Material provided.
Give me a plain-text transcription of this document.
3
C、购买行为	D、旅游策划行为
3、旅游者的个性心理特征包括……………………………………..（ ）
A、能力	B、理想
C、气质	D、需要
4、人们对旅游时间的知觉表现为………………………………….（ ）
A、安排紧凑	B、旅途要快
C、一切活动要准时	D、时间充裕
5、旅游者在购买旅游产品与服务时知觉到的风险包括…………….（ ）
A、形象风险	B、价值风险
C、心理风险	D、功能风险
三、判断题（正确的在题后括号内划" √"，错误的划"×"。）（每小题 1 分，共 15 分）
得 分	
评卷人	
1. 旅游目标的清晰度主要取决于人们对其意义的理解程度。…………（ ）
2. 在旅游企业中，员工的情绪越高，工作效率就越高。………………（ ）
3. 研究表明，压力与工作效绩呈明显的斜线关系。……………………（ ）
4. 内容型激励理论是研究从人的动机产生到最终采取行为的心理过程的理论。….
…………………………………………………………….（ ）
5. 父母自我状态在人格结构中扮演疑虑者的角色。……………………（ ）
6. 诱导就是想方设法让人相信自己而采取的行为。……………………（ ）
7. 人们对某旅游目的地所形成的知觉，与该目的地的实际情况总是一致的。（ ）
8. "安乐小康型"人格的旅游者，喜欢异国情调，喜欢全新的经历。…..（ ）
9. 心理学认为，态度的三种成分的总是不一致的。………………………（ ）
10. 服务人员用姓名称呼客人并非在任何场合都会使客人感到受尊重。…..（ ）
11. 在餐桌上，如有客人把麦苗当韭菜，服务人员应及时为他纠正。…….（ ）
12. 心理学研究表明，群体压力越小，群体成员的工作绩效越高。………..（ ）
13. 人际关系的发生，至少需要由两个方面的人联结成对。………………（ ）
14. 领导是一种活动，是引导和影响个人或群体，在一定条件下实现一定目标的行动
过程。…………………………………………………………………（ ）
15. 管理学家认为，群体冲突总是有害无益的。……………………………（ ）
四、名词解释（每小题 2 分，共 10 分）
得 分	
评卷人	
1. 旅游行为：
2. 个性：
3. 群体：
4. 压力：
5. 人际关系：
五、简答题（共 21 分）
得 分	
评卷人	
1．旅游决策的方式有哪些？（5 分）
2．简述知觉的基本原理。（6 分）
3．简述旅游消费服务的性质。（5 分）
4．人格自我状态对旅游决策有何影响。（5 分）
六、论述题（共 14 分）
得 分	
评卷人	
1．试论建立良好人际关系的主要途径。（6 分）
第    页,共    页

Exercise brief. Nothing may be left out: return each entry exactly as it reads.

Completed task.
Give me a plain-text transcription of this document.
3
C、购买行为	D、旅游策划行为
3、旅游者的个性心理特征包括……………………………………..（ ）
A、能力	B、理想
C、气质	D、需要
4、人们对旅游时间的知觉表现为………………………………….（ ）
A、安排紧凑	B、旅途要快
C、一切活动要准时	D、时间充裕
5、旅游者在购买旅游产品与服务时知觉到的风险包括…………….（ ）
A、形象风险	B、价值风险
C、心理风险	D、功能风险
三、判断题（正确的在题后括号内划" √"，错误的划"×"。）（每小题 1 分，共 15 分）
得 分	
评卷人	
1. 旅游目标的清晰度主要取决于人们对其意义的理解程度。…………（ ）
2. 在旅游企业中，员工的情绪越高，工作效率就越高。………………（ ）
3. 研究表明，压力与工作效绩呈明显的斜线关系。……………………（ ）
4. 内容型激励理论是研究从人的动机产生到最终采取行为的心理过程的理论。….
…………………………………………………………….（ ）
5. 父母自我状态在人格结构中扮演疑虑者的角色。……………………（ ）
6. 诱导就是想方设法让人相信自己而采取的行为。……………………（ ）
7. 人们对某旅游目的地所形成的知觉，与该目的地的实际情况总是一致的。（ ）
8. "安乐小康型"人格的旅游者，喜欢异国情调，喜欢全新的经历。…..（ ）
9. 心理学认为，态度的三种成分的总是不一致的。………………………（ ）
10. 服务人员用姓名称呼客人并非在任何场合都会使客人感到受尊重。…..（ ）
11. 在餐桌上，如有客人把麦苗当韭菜，服务人员应及时为他纠正。…….（ ）
12. 心理学研究表明，群体压力越小，群体成员的工作绩效越高。………..（ ）
13. 人际关系的发生，至少需要由两个方面的人联结成对。………………（ ）
14. 领导是一种活动，是引导和影响个人或群体，在一定条件下实现一定目标的行动
过程。…………………………………………………………………（ ）
15. 管理学家认为，群体冲突总是有害无益的。……………………………（ ）
四、名词解释（每小题 2 分，共 10 分）
得 分	
评卷人	
1. 旅游行为：
2. 个性：
3. 群体：
4. 压力：
5. 人际关系：
五、简答题（共 21 分）
得 分	
评卷人	
1．旅游决策的方式有哪些？（5 分）
2．简述知觉的基本原理。（6 分）
3．简述旅游消费服务的性质。（5 分）
4．人格自我状态对旅游决策有何影响。（5 分）
六、论述题（共 14 分）
得 分	
评卷人	
1．试论建立良好人际关系的主要途径。（6 分）
第    页,共    页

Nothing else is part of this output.